[WHAT IS REQUIRED] Find the string "Vzťah" in the records. Copy every line it appears in.

Stored records
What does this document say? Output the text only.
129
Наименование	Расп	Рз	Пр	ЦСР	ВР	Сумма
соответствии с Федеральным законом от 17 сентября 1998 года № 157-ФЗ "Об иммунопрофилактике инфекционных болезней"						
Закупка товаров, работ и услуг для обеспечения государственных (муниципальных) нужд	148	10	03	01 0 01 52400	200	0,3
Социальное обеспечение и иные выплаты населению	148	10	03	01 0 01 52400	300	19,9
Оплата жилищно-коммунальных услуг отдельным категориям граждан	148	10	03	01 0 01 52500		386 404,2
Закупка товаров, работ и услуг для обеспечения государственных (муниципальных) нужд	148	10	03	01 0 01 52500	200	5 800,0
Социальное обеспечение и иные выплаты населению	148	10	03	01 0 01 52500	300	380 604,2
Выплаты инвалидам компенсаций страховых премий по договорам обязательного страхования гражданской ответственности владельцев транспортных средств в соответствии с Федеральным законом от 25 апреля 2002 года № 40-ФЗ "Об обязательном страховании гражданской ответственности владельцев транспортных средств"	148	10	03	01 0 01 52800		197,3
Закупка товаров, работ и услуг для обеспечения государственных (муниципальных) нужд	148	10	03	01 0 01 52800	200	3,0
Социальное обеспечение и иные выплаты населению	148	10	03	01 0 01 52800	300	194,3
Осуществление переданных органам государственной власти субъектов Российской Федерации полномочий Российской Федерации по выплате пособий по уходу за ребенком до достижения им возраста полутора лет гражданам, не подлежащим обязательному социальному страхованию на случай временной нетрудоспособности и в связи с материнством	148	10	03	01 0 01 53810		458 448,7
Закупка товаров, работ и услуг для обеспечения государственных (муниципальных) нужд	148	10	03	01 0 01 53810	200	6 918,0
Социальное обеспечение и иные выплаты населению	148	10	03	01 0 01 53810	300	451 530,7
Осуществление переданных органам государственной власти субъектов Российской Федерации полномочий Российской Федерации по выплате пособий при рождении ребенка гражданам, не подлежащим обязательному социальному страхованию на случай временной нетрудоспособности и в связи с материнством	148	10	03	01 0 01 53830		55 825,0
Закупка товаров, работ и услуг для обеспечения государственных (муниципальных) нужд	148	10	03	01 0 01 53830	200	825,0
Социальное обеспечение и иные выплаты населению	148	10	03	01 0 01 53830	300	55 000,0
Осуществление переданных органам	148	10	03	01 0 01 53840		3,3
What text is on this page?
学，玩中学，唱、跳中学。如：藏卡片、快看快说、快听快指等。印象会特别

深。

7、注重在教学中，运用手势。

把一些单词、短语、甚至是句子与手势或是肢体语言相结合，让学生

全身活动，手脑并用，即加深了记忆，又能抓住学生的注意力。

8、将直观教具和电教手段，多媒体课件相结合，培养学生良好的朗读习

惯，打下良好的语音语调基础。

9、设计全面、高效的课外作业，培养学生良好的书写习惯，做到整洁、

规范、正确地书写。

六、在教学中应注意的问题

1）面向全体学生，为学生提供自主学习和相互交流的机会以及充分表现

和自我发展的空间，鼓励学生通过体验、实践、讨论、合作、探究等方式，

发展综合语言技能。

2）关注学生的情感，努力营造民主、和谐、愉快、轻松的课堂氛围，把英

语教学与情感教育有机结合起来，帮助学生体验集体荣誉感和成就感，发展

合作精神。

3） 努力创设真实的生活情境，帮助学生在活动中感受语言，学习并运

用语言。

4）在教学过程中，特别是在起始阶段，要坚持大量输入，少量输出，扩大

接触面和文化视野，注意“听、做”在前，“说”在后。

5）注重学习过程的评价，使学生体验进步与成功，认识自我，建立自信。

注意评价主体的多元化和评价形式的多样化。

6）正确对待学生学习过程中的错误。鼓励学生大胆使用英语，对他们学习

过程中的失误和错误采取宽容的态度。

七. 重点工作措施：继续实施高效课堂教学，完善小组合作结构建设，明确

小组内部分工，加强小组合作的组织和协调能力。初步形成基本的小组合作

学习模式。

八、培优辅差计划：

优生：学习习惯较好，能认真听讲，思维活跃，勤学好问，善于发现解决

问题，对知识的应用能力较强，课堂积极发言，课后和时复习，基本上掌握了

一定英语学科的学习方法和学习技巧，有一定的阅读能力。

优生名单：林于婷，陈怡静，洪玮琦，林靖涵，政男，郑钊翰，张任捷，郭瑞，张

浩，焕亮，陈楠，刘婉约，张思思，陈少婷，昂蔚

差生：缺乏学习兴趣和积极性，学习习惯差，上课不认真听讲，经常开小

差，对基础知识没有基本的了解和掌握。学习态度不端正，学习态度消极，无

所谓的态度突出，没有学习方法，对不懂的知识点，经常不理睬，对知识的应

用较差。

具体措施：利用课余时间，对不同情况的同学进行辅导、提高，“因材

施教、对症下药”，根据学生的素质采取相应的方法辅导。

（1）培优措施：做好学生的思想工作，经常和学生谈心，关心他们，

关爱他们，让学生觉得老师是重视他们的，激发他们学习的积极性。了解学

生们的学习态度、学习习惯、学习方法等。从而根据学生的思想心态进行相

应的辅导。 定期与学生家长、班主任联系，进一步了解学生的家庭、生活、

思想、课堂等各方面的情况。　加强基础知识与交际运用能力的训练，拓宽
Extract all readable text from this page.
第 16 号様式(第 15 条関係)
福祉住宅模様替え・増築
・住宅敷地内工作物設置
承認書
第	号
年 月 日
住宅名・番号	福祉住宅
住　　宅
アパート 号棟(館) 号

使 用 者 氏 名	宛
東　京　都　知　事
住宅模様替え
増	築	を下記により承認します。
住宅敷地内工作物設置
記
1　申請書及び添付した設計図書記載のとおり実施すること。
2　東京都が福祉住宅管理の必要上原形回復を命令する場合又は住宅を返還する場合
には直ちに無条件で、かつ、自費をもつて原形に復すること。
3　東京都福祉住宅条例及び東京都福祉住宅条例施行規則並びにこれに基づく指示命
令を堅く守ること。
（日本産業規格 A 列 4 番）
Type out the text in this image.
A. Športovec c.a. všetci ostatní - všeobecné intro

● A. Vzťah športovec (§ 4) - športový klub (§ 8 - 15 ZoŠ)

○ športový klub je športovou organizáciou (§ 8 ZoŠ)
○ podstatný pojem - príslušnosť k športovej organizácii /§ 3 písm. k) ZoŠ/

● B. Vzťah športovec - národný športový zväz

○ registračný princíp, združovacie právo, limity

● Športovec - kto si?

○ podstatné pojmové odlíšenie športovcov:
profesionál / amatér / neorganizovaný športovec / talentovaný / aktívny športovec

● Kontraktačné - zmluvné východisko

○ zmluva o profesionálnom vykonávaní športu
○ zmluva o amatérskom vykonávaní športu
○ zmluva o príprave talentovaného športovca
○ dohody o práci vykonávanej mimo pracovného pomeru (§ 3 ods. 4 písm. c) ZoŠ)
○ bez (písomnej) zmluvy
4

[TASK RESULT]
● A. Vzťah športovec (§ 4) - športový klub (§ 8 - 15 ZoŠ)
● B. Vzťah športovec - národný športový zväz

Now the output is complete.